» Exercise requirements: Can you transcribe every entry word for word, skipping the images?

-- start --

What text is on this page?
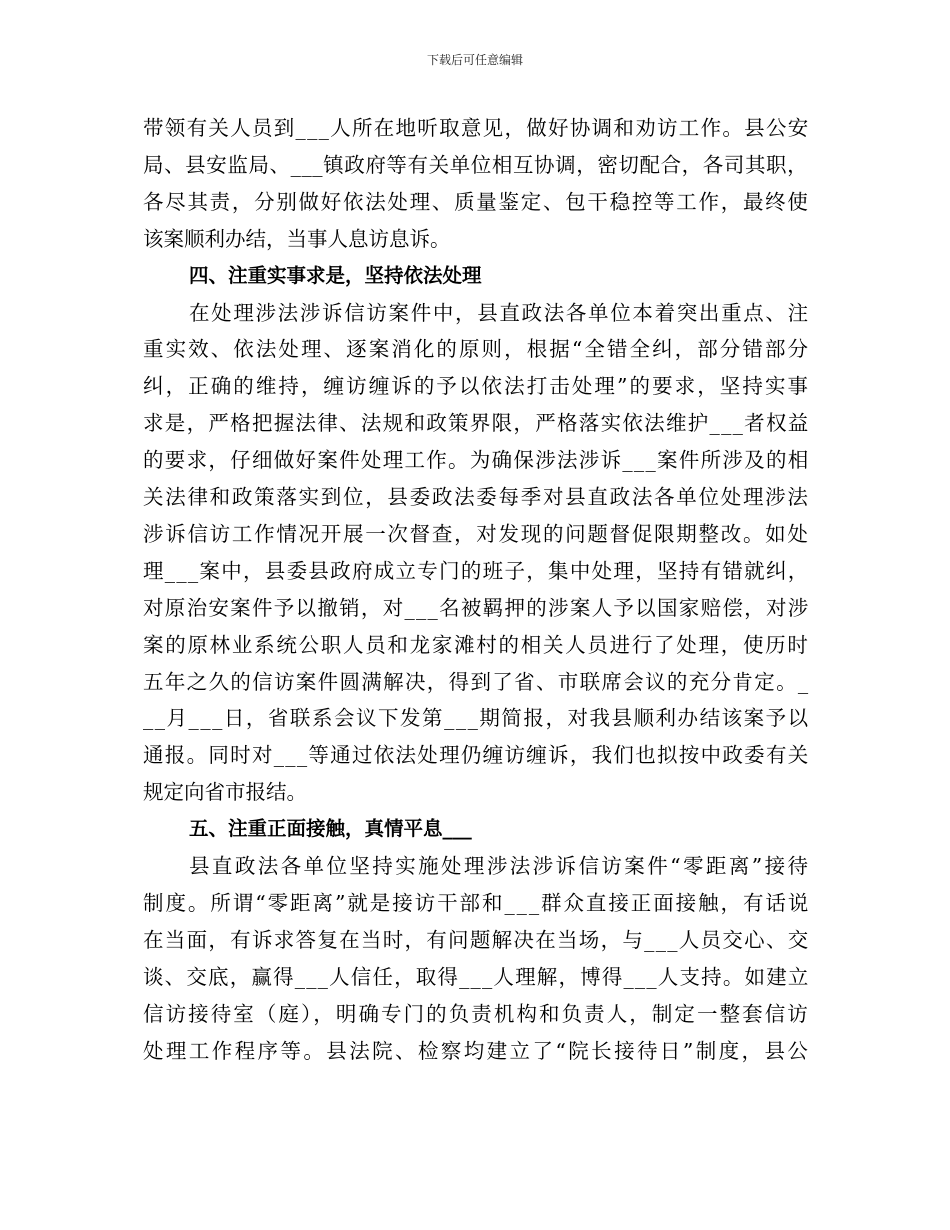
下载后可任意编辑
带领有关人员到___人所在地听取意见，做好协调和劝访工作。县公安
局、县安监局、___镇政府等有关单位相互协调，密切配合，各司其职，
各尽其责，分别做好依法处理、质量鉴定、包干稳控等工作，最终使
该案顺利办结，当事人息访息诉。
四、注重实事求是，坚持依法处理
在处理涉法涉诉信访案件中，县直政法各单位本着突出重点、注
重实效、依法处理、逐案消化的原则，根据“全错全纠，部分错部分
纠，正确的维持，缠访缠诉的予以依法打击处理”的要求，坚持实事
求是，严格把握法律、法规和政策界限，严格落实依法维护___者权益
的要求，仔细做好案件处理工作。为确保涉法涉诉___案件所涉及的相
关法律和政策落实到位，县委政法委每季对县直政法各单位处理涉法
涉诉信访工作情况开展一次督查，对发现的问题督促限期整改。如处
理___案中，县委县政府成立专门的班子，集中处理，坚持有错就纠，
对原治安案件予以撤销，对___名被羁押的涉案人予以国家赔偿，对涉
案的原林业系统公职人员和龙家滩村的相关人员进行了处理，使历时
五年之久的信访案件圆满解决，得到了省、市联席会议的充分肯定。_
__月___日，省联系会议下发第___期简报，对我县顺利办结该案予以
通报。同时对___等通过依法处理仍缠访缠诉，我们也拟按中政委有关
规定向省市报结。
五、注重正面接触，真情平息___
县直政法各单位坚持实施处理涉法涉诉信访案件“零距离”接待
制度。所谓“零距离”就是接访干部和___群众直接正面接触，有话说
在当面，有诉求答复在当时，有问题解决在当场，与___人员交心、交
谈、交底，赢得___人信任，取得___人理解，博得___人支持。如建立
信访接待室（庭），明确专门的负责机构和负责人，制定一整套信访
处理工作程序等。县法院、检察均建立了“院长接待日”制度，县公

-- end --

» Solution to this problem:
What text is on this page?
下载后可任意编辑
带领有关人员到___人所在地听取意见，做好协调和劝访工作。县公安
局、县安监局、___镇政府等有关单位相互协调，密切配合，各司其职，
各尽其责，分别做好依法处理、质量鉴定、包干稳控等工作，最终使
该案顺利办结，当事人息访息诉。
四、注重实事求是，坚持依法处理
在处理涉法涉诉信访案件中，县直政法各单位本着突出重点、注
重实效、依法处理、逐案消化的原则，根据“全错全纠，部分错部分
纠，正确的维持，缠访缠诉的予以依法打击处理”的要求，坚持实事
求是，严格把握法律、法规和政策界限，严格落实依法维护___者权益
的要求，仔细做好案件处理工作。为确保涉法涉诉___案件所涉及的相
关法律和政策落实到位，县委政法委每季对县直政法各单位处理涉法
涉诉信访工作情况开展一次督查，对发现的问题督促限期整改。如处
理___案中，县委县政府成立专门的班子，集中处理，坚持有错就纠，
对原治安案件予以撤销，对___名被羁押的涉案人予以国家赔偿，对涉
案的原林业系统公职人员和龙家滩村的相关人员进行了处理，使历时
五年之久的信访案件圆满解决，得到了省、市联席会议的充分肯定。_
__月___日，省联系会议下发第___期简报，对我县顺利办结该案予以
通报。同时对___等通过依法处理仍缠访缠诉，我们也拟按中政委有关
规定向省市报结。
五、注重正面接触，真情平息___
县直政法各单位坚持实施处理涉法涉诉信访案件“零距离”接待
制度。所谓“零距离”就是接访干部和___群众直接正面接触，有话说
在当面，有诉求答复在当时，有问题解决在当场，与___人员交心、交
谈、交底，赢得___人信任，取得___人理解，博得___人支持。如建立
信访接待室（庭），明确专门的负责机构和负责人，制定一整套信访
处理工作程序等。县法院、检察均建立了“院长接待日”制度，县公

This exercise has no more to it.